(INSTRUCTION):
Could you retype the rows below, from the very first line through the line with "y-tick-label: 2000 bbox=[109, 367, 175, 397]", including both of those lines?

(TASK INPUTS):
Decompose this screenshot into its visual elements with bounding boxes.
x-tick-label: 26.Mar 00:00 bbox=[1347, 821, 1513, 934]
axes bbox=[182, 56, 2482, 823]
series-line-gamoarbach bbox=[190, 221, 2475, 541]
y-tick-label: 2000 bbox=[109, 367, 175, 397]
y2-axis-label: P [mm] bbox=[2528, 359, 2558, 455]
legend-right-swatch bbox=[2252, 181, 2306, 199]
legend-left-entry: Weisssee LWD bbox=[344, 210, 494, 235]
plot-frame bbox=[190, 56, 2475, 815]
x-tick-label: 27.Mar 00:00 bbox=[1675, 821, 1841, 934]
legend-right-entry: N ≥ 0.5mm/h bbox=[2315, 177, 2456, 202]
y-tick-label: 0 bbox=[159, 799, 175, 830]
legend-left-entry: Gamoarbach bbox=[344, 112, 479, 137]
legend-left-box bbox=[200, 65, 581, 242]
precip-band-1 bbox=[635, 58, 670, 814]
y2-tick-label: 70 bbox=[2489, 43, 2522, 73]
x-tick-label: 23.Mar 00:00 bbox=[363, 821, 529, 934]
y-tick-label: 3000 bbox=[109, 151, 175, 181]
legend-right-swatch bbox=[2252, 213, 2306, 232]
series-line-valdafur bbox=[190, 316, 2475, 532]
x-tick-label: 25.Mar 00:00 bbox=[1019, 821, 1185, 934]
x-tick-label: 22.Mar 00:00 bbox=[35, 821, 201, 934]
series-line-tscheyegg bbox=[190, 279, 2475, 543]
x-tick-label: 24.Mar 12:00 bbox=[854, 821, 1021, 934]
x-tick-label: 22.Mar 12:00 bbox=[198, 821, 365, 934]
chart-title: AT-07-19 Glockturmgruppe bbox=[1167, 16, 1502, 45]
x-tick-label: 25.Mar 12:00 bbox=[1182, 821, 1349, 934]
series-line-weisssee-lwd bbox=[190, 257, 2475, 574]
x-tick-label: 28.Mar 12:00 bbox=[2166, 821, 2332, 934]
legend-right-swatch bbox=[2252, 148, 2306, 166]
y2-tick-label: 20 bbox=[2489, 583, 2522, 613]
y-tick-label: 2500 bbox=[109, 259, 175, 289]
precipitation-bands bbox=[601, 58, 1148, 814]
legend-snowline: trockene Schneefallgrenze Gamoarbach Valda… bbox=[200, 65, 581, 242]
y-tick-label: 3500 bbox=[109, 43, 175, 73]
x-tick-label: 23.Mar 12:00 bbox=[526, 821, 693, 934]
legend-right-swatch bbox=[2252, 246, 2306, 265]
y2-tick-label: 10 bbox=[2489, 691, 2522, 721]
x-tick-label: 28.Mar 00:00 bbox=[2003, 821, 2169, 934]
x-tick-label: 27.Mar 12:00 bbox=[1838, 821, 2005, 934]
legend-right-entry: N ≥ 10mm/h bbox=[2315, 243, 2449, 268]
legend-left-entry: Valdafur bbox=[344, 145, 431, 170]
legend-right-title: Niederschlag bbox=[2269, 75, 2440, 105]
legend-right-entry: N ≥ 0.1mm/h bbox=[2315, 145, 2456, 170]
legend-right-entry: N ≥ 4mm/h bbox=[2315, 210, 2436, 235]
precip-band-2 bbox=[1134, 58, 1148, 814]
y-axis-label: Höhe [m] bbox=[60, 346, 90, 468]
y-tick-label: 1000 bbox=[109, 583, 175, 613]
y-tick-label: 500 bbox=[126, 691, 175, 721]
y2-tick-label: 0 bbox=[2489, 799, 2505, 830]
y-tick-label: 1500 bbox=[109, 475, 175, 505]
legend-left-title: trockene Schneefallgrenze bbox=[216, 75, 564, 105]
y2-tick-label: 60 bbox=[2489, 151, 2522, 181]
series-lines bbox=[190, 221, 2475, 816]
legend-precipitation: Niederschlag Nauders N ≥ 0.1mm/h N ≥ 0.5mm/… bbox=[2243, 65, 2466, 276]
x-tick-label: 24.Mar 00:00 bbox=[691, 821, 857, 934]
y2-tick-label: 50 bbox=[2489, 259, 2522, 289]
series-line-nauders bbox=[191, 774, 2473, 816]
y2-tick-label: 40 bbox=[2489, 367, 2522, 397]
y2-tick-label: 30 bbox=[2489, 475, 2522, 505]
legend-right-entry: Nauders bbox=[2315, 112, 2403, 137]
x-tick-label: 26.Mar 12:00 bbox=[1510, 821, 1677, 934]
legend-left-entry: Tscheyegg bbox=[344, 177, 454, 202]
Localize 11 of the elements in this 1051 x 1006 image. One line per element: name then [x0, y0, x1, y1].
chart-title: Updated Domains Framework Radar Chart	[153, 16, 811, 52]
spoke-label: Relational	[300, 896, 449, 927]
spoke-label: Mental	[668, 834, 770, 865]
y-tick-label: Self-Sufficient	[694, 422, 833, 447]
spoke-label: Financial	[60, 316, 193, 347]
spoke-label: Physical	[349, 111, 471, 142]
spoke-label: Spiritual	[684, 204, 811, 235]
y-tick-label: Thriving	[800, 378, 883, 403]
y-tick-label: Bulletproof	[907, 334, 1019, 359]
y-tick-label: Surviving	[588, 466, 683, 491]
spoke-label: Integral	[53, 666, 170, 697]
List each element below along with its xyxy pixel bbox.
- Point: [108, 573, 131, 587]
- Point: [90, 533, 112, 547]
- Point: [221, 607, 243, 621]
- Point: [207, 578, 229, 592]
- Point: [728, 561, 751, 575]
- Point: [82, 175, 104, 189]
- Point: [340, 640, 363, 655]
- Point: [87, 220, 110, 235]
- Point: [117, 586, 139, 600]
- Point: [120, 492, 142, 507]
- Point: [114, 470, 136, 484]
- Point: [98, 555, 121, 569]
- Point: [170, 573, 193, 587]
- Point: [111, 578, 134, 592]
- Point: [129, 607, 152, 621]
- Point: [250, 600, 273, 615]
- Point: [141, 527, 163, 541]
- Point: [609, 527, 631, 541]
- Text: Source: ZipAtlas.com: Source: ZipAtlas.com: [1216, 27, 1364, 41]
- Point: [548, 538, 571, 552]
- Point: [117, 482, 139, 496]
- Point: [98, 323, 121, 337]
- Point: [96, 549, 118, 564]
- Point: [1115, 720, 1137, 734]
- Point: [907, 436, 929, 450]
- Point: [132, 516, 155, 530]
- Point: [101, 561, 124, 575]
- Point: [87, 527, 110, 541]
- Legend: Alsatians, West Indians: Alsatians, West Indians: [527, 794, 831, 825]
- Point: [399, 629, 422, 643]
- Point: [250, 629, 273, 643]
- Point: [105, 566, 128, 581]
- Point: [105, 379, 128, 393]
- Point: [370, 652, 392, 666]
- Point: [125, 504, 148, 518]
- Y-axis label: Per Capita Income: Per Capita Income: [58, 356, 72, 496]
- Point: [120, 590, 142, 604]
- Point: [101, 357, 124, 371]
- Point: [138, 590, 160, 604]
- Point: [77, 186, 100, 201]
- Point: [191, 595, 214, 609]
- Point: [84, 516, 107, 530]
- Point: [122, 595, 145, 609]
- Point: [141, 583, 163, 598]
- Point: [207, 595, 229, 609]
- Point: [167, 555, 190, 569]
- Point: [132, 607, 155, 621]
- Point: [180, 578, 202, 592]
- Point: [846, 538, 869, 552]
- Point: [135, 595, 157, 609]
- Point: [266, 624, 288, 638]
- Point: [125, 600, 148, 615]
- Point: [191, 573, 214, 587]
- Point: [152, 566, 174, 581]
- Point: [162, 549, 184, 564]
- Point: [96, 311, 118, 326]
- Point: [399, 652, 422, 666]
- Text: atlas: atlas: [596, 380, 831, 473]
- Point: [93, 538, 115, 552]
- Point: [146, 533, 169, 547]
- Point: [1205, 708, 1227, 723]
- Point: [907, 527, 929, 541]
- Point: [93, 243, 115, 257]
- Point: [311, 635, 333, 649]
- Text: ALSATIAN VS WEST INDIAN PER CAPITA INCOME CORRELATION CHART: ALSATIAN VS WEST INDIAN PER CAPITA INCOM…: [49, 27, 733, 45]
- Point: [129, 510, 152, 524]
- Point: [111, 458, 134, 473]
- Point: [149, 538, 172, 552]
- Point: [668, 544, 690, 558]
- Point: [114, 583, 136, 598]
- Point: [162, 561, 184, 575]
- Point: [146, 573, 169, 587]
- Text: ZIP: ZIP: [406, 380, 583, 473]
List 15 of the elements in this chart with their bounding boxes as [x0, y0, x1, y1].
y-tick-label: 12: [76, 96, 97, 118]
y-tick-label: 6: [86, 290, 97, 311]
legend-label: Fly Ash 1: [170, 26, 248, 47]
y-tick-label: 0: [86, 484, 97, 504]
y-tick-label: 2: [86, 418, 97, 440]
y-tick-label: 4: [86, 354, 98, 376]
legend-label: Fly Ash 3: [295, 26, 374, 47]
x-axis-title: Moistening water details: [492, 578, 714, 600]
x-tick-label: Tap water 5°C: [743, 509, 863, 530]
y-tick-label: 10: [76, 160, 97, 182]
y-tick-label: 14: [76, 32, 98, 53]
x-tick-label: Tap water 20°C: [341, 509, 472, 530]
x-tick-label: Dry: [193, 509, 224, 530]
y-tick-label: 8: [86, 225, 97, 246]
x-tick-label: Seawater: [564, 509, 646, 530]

(COMPLETE ANSWER):
Decompose this screenshot into its visual elements with bounding boxes.
x-tick-label: 26.Mar 00:00 bbox=[1347, 821, 1513, 934]
axes bbox=[182, 56, 2482, 823]
series-line-gamoarbach bbox=[190, 221, 2475, 541]
y-tick-label: 2000 bbox=[109, 367, 175, 397]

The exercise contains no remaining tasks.